**Stated goal**
Return all the data, word for word.

---

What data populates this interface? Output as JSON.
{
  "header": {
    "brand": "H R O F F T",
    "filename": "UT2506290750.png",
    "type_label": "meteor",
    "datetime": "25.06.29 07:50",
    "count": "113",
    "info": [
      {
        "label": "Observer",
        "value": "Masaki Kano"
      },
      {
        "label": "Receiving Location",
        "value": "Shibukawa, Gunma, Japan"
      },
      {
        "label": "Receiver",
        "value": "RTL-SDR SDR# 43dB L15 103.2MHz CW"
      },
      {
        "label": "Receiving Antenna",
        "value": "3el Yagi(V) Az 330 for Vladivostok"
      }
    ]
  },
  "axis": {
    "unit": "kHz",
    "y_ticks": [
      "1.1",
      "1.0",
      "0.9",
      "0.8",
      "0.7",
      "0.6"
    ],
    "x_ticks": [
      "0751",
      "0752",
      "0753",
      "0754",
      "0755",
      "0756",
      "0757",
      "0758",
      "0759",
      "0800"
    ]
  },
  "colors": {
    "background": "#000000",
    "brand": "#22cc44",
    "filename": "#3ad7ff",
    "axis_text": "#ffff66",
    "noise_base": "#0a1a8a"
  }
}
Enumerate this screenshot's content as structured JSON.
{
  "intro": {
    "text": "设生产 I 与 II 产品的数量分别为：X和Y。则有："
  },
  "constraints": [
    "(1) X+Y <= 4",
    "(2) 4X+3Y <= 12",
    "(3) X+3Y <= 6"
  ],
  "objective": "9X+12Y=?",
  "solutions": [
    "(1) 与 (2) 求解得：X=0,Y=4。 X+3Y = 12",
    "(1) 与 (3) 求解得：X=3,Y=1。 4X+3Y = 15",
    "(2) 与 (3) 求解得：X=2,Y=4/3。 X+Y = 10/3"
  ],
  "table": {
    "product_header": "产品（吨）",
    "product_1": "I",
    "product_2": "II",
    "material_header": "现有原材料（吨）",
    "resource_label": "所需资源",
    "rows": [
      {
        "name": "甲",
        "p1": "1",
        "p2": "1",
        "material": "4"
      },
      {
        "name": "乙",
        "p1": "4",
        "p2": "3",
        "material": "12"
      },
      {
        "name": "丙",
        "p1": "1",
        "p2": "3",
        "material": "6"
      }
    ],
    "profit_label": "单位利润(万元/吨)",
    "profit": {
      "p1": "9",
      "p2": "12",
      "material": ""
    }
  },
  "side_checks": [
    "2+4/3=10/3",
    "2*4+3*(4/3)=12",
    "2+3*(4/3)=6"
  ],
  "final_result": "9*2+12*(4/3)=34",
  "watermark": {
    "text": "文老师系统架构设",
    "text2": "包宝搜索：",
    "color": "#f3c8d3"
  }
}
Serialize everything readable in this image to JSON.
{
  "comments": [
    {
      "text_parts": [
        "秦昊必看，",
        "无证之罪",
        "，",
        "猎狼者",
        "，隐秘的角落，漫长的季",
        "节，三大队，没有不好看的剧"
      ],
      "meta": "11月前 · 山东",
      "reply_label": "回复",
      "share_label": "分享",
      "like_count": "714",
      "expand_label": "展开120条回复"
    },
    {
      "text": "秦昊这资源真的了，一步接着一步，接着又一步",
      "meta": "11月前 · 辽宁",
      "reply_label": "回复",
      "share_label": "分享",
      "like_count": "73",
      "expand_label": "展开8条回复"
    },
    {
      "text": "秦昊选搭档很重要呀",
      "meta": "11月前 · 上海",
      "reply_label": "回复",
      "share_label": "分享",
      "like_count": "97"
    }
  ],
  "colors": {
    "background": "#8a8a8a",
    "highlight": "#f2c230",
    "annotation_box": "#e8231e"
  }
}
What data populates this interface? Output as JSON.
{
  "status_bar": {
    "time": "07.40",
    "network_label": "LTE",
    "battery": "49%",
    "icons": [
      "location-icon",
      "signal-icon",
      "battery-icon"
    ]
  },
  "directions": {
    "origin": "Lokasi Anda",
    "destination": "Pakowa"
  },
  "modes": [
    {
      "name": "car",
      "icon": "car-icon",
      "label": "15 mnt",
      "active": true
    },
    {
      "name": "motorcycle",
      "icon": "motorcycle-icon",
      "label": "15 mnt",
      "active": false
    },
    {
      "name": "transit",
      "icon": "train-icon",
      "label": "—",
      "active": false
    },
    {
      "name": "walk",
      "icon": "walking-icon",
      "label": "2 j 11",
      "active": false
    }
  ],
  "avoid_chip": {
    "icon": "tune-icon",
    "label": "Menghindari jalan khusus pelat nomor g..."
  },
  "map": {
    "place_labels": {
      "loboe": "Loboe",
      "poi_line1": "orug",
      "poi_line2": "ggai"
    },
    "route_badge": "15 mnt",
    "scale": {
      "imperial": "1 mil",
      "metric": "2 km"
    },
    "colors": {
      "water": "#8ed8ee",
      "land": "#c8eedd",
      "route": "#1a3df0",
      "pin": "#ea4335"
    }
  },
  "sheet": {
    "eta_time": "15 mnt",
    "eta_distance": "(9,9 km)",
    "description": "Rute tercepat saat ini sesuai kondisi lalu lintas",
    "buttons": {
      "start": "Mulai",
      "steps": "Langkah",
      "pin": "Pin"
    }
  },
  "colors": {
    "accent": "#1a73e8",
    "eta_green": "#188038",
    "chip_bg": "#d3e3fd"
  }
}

---

**Exercise response**
What data populates this interface? Output as JSON.
{
  "header": {
    "brand": "H R O F F T",
    "filename": "UT2506290750.png",
    "type_label": "meteor",
    "datetime": "25.06.29 07:50",
    "count": "113",
    "info": [
      {
        "label": "Observer",
        "value": "Masaki Kano"
      },
      {
        "label": "Receiving Location",
        "value": "Shibukawa, Gunma, Japan"
      },
      {
        "label": "Receiver",
        "value": "RTL-SDR SDR# 43dB L15 103.2MHz CW"
      },
      {
        "label": "Receiving Antenna",
        "value": "3el Yagi(V) Az 330 for Vladivostok"
      }
    ]
  },
  "axis": {
    "unit": "kHz",
    "y_ticks": [
      "1.1",
      "1.0",
      "0.9",
      "0.8",
      "0.7",
      "0.6"
    ],
    "x_ticks": [
      "0751",
      "0752",
      "0753",
      "0754",
      "0755",
      "0756",
      "0757",
      "0758",
      "0759",
      "0800"
    ]
  },
  "colors": {
    "background": "#000000",
    "brand": "#22cc44",
    "filename": "#3ad7ff",
    "axis_text": "#ffff66",
    "noise_base": "#0a1a8a"
  }
}
Enumerate this screenshot's content as structured JSON.
{
  "intro": {
    "text": "设生产 I 与 II 产品的数量分别为：X和Y。则有："
  },
  "constraints": [
    "(1) X+Y <= 4",
    "(2) 4X+3Y <= 12",
    "(3) X+3Y <= 6"
  ],
  "objective": "9X+12Y=?",
  "solutions": [
    "(1) 与 (2) 求解得：X=0,Y=4。 X+3Y = 12",
    "(1) 与 (3) 求解得：X=3,Y=1。 4X+3Y = 15",
    "(2) 与 (3) 求解得：X=2,Y=4/3。 X+Y = 10/3"
  ],
  "table": {
    "product_header": "产品（吨）",
    "product_1": "I",
    "product_2": "II",
    "material_header": "现有原材料（吨）",
    "resource_label": "所需资源",
    "rows": [
      {
        "name": "甲",
        "p1": "1",
        "p2": "1",
        "material": "4"
      },
      {
        "name": "乙",
        "p1": "4",
        "p2": "3",
        "material": "12"
      },
      {
        "name": "丙",
        "p1": "1",
        "p2": "3",
        "material": "6"
      }
    ],
    "profit_label": "单位利润(万元/吨)",
    "profit": {
      "p1": "9",
      "p2": "12",
      "material": ""
    }
  },
  "side_checks": [
    "2+4/3=10/3",
    "2*4+3*(4/3)=12",
    "2+3*(4/3)=6"
  ],
  "final_result": "9*2+12*(4/3)=34",
  "watermark": {
    "text": "文老师系统架构设",
    "text2": "包宝搜索：",
    "color": "#f3c8d3"
  }
}
Serialize everything readable in this image to JSON.
{
  "comments": [
    {
      "text_parts": [
        "秦昊必看，",
        "无证之罪",
        "，",
        "猎狼者",
        "，隐秘的角落，漫长的季",
        "节，三大队，没有不好看的剧"
      ],
      "meta": "11月前 · 山东",
      "reply_label": "回复",
      "share_label": "分享",
      "like_count": "714",
      "expand_label": "展开120条回复"
    },
    {
      "text": "秦昊这资源真的了，一步接着一步，接着又一步",
      "meta": "11月前 · 辽宁",
      "reply_label": "回复",
      "share_label": "分享",
      "like_count": "73",
      "expand_label": "展开8条回复"
    },
    {
      "text": "秦昊选搭档很重要呀",
      "meta": "11月前 · 上海",
      "reply_label": "回复",
      "share_label": "分享",
      "like_count": "97"
    }
  ],
  "colors": {
    "background": "#8a8a8a",
    "highlight": "#f2c230",
    "annotation_box": "#e8231e"
  }
}
What data populates this interface? Output as JSON.
{
  "status_bar": {
    "time": "07.40",
    "network_label": "LTE",
    "battery": "49%",
    "icons": [
      "location-icon",
      "signal-icon",
      "battery-icon"
    ]
  },
  "directions": {
    "origin": "Lokasi Anda",
    "destination": "Pakowa"
  },
  "modes": [
    {
      "name": "car",
      "icon": "car-icon",
      "label": "15 mnt",
      "active": true
    },
    {
      "name": "motorcycle",
      "icon": "motorcycle-icon",
      "label": "15 mnt",
      "active": false
    },
    {
      "name": "transit",
      "icon": "train-icon",
      "label": "—",
      "active": false
    },
    {
      "name": "walk",
      "icon": "walking-icon",
      "label": "2 j 11",
      "active": false
    }
  ],
  "avoid_chip": {
    "icon": "tune-icon",
    "label": "Menghindari jalan khusus pelat nomor g..."
  },
  "map": {
    "place_labels": {
      "loboe": "Loboe",
      "poi_line1": "orug",
      "poi_line2": "ggai"
    },
    "route_badge": "15 mnt",
    "scale": {
      "imperial": "1 mil",
      "metric": "2 km"
    },
    "colors": {
      "water": "#8ed8ee",
      "land": "#c8eedd",
      "route": "#1a3df0",
      "pin": "#ea4335"
    }
  },
  "sheet": {
    "eta_time": "15 mnt",
    "eta_distance": "(9,9 km)",
    "description": "Rute tercepat saat ini sesuai kondisi lalu lintas",
    "buttons": {
      "start": "Mulai",
      "steps": "Langkah",
      "pin": "Pin"
    }
  },
  "colors": {
    "accent": "#1a73e8",
    "eta_green": "#188038",
    "chip_bg": "#d3e3fd"
  }
}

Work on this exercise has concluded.